───── STORED DATA

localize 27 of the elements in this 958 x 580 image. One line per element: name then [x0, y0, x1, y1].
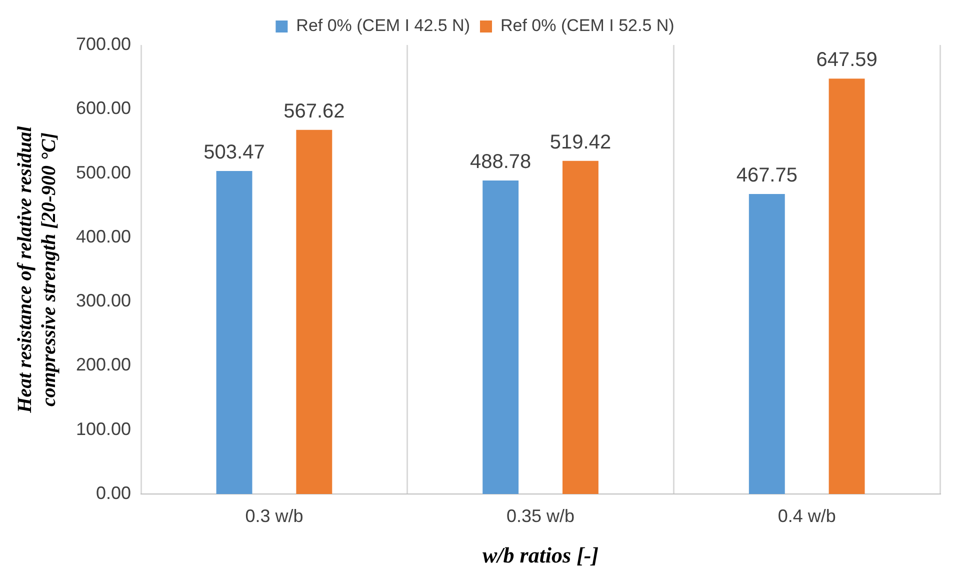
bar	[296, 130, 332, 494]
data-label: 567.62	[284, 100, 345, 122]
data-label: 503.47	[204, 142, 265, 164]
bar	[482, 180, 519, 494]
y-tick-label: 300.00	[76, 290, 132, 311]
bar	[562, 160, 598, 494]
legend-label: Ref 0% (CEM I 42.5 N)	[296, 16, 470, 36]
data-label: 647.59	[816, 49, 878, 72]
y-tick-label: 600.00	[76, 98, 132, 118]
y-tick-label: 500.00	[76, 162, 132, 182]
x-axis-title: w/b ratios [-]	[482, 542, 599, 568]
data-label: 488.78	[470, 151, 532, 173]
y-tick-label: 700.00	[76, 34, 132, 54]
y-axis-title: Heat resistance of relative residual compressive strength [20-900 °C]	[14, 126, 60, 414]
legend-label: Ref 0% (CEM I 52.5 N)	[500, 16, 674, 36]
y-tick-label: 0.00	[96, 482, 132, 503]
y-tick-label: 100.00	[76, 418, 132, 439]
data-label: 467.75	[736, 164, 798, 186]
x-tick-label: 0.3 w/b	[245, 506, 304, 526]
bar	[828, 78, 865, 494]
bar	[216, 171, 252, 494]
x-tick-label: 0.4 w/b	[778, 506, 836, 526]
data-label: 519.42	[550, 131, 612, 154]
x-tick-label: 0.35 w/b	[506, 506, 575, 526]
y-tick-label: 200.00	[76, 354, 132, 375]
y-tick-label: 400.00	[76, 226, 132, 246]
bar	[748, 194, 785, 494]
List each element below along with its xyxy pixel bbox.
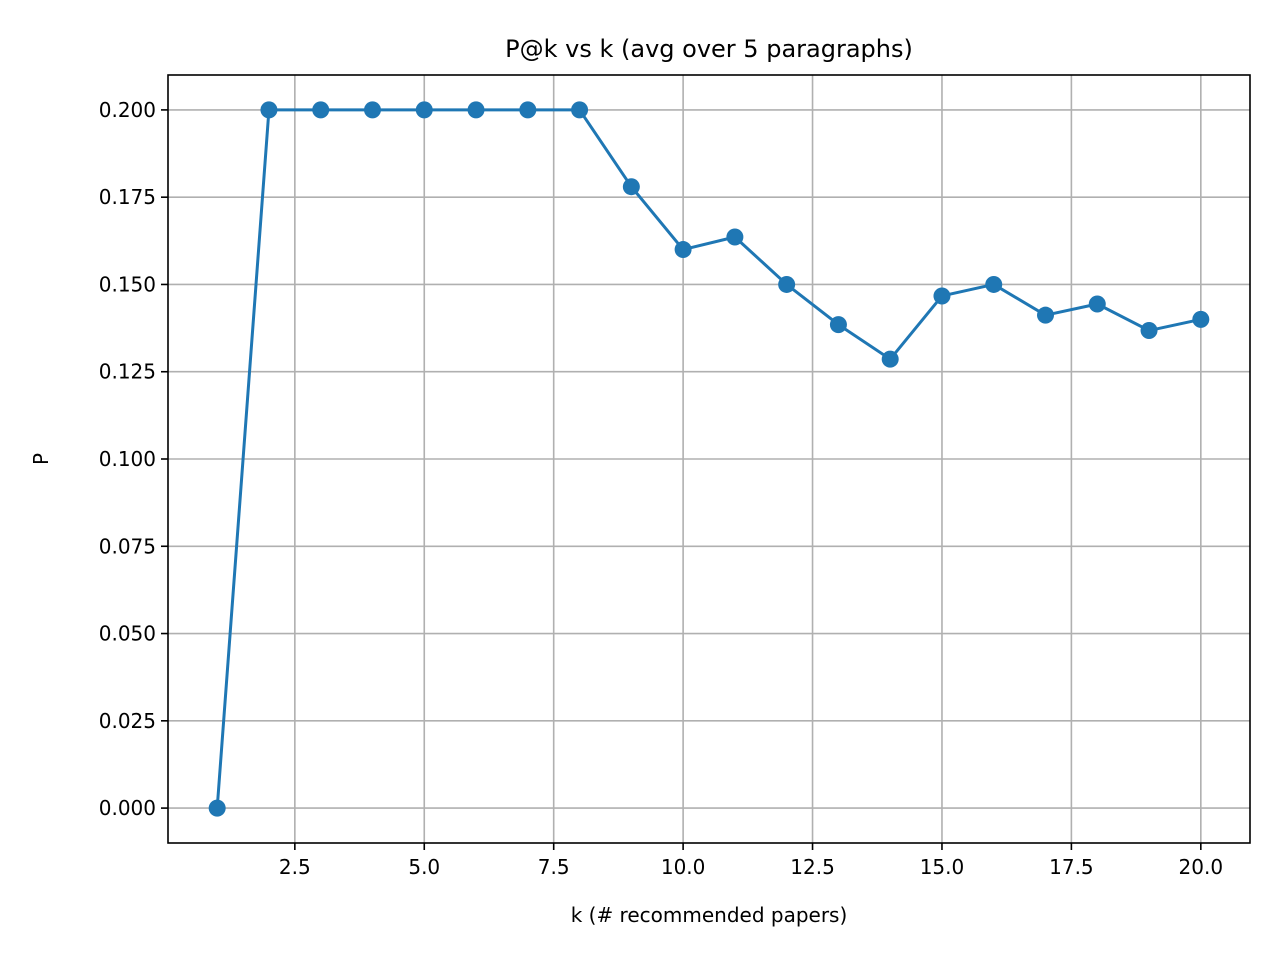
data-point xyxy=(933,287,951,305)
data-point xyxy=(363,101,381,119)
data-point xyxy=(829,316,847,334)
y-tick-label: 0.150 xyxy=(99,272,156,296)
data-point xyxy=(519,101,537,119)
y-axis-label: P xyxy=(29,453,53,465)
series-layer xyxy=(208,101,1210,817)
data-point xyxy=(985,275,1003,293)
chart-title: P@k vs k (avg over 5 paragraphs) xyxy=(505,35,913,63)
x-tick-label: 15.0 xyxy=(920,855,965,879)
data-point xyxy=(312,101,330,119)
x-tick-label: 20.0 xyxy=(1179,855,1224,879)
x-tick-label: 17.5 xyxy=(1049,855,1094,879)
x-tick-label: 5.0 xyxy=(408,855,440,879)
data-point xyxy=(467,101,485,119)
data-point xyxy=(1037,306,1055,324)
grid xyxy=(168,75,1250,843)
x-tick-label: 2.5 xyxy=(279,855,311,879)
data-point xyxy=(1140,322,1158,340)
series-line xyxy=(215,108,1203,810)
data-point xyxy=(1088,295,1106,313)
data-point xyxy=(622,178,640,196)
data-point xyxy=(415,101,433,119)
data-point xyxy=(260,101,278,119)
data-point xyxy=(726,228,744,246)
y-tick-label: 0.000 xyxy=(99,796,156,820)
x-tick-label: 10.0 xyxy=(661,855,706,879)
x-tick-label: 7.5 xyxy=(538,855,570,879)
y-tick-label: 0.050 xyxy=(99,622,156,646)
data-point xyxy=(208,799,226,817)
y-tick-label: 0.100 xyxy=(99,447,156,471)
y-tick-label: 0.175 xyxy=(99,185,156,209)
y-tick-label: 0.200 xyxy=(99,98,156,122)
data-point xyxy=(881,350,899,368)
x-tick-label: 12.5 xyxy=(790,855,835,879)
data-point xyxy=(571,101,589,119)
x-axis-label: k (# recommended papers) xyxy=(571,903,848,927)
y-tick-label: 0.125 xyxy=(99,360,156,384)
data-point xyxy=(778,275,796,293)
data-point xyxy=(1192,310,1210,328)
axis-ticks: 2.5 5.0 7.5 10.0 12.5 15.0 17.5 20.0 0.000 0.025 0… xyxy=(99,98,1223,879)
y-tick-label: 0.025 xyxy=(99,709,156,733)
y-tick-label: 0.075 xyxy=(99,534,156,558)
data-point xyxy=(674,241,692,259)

──────────

TO BE DONE:
Count the lines in the rows above that contain the string "series", and reply with the number only.

EXPECTED OUTPUT:
2